Repeat the listing below in full, exactly as it stands.

^^^^^^^^

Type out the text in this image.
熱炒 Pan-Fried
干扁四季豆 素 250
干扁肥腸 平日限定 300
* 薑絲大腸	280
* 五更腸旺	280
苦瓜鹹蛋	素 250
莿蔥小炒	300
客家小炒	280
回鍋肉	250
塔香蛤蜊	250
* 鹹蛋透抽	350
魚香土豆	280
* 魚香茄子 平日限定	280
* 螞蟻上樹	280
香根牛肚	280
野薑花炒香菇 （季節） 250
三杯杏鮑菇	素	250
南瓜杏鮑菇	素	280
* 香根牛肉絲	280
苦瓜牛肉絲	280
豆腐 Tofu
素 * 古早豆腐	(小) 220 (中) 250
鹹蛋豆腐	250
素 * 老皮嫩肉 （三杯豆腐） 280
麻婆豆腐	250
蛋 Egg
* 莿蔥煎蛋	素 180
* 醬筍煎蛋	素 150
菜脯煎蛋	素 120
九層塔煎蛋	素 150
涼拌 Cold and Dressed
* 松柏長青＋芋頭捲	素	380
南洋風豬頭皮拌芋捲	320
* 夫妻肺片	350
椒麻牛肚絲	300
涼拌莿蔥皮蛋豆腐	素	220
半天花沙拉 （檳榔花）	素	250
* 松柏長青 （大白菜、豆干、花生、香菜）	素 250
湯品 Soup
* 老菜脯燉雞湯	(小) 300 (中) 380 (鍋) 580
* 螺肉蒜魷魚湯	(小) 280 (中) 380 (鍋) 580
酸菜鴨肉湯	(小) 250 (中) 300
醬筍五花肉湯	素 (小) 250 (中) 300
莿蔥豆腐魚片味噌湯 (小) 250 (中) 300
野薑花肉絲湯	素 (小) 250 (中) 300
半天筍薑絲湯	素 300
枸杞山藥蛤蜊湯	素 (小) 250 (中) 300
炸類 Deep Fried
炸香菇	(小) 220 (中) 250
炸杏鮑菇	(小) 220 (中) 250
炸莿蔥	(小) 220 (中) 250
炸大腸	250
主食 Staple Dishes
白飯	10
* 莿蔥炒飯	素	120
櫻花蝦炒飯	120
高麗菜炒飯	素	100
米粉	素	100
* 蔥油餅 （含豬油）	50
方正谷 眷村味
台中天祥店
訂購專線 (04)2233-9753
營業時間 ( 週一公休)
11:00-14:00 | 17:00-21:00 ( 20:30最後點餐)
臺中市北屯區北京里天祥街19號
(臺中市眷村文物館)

^^^^^^^^

- RIGHT ANSWER:
Type out the text in this image.
熱炒 Pan-Fried
干扁四季豆 素 250
干扁肥腸 平日限定 300
* 薑絲大腸	280
* 五更腸旺	280
苦瓜鹹蛋	素 250
莿蔥小炒	300
客家小炒	280
回鍋肉	250
塔香蛤蜊	250
* 鹹蛋透抽	350
魚香土豆	280
* 魚香茄子 平日限定	280
* 螞蟻上樹	280
香根牛肚	280
野薑花炒香菇 （季節） 250
三杯杏鮑菇	素	250
南瓜杏鮑菇	素	280
* 香根牛肉絲	280
苦瓜牛肉絲	280
豆腐 Tofu
素 * 古早豆腐	(小) 220 (中) 250
鹹蛋豆腐	250
素 * 老皮嫩肉 （三杯豆腐） 280
麻婆豆腐	250
蛋 Egg
* 莿蔥煎蛋	素 180
* 醬筍煎蛋	素 150
菜脯煎蛋	素 120
九層塔煎蛋	素 150
涼拌 Cold and Dressed
* 松柏長青＋芋頭捲	素	380
南洋風豬頭皮拌芋捲	320
* 夫妻肺片	350
椒麻牛肚絲	300
涼拌莿蔥皮蛋豆腐	素	220
半天花沙拉 （檳榔花）	素	250
* 松柏長青 （大白菜、豆干、花生、香菜）	素 250
湯品 Soup
* 老菜脯燉雞湯	(小) 300 (中) 380 (鍋) 580
* 螺肉蒜魷魚湯	(小) 280 (中) 380 (鍋) 580
酸菜鴨肉湯	(小) 250 (中) 300
醬筍五花肉湯	素 (小) 250 (中) 300
莿蔥豆腐魚片味噌湯 (小) 250 (中) 300
野薑花肉絲湯	素 (小) 250 (中) 300
半天筍薑絲湯	素 300
枸杞山藥蛤蜊湯	素 (小) 250 (中) 300
炸類 Deep Fried
炸香菇	(小) 220 (中) 250
炸杏鮑菇	(小) 220 (中) 250
炸莿蔥	(小) 220 (中) 250
炸大腸	250
主食 Staple Dishes
白飯	10
* 莿蔥炒飯	素	120
櫻花蝦炒飯	120
高麗菜炒飯	素	100
米粉	素	100
* 蔥油餅 （含豬油）	50
方正谷 眷村味
台中天祥店
訂購專線 (04)2233-9753
營業時間 ( 週一公休)
11:00-14:00 | 17:00-21:00 ( 20:30最後點餐)
臺中市北屯區北京里天祥街19號
(臺中市眷村文物館)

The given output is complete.